+++ Information supplied
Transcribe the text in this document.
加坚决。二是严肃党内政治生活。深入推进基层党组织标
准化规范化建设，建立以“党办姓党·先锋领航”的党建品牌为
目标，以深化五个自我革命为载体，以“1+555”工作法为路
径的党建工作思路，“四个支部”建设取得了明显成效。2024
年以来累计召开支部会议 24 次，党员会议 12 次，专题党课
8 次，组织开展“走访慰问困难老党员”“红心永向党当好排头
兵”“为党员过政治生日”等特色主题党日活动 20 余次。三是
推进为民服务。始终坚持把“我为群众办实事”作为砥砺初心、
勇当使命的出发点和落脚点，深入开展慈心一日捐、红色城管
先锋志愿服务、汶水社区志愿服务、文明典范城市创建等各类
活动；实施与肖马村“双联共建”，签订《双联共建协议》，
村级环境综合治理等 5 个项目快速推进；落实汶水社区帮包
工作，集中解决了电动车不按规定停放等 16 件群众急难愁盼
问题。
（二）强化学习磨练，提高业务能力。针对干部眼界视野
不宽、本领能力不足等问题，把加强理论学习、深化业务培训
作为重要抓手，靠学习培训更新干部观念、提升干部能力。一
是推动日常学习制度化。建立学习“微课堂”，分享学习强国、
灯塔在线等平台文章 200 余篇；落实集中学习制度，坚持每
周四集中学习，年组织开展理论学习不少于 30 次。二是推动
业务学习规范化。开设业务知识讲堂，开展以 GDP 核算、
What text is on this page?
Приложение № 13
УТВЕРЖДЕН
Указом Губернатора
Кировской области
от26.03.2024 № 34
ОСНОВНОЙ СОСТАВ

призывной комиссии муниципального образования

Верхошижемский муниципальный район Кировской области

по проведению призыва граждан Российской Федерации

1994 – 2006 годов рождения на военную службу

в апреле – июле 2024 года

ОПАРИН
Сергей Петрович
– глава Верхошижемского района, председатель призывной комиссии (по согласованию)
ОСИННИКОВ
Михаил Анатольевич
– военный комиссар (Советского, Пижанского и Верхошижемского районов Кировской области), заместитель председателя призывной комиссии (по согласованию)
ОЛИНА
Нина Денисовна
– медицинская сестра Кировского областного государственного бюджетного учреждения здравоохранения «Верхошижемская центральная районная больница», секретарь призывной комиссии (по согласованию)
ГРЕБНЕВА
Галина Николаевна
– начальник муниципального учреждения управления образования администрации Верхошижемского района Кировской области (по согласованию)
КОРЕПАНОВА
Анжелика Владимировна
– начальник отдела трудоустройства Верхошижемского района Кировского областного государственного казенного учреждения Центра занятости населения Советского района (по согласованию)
++++++
Instruction: The word "this" may occur in lines of the records. Report how many such lines there are, giving only the number.

Finished exercise: 2